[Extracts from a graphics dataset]
* begin *

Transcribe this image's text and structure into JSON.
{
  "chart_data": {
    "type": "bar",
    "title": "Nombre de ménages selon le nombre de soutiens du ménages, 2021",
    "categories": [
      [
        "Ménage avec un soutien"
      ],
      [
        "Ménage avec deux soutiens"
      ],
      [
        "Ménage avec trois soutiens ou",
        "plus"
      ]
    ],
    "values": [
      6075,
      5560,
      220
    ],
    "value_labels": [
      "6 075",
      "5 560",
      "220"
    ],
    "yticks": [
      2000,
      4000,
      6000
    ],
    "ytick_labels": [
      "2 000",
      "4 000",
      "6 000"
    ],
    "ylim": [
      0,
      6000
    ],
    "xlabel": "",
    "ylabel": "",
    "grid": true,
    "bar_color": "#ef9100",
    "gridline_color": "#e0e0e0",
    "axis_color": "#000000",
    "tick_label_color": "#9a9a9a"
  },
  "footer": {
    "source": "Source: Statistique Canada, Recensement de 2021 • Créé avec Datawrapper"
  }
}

* end *

Required task:
Exactly as shown above, return every record.

Output:
Transcribe this image's text and structure into JSON.
{
  "chart_data": {
    "type": "bar",
    "title": "Nombre de ménages selon le nombre de soutiens du ménages, 2021",
    "categories": [
      [
        "Ménage avec un soutien"
      ],
      [
        "Ménage avec deux soutiens"
      ],
      [
        "Ménage avec trois soutiens ou",
        "plus"
      ]
    ],
    "values": [
      6075,
      5560,
      220
    ],
    "value_labels": [
      "6 075",
      "5 560",
      "220"
    ],
    "yticks": [
      2000,
      4000,
      6000
    ],
    "ytick_labels": [
      "2 000",
      "4 000",
      "6 000"
    ],
    "ylim": [
      0,
      6000
    ],
    "xlabel": "",
    "ylabel": "",
    "grid": true,
    "bar_color": "#ef9100",
    "gridline_color": "#e0e0e0",
    "axis_color": "#000000",
    "tick_label_color": "#9a9a9a"
  },
  "footer": {
    "source": "Source: Statistique Canada, Recensement de 2021 • Créé avec Datawrapper"
  }
}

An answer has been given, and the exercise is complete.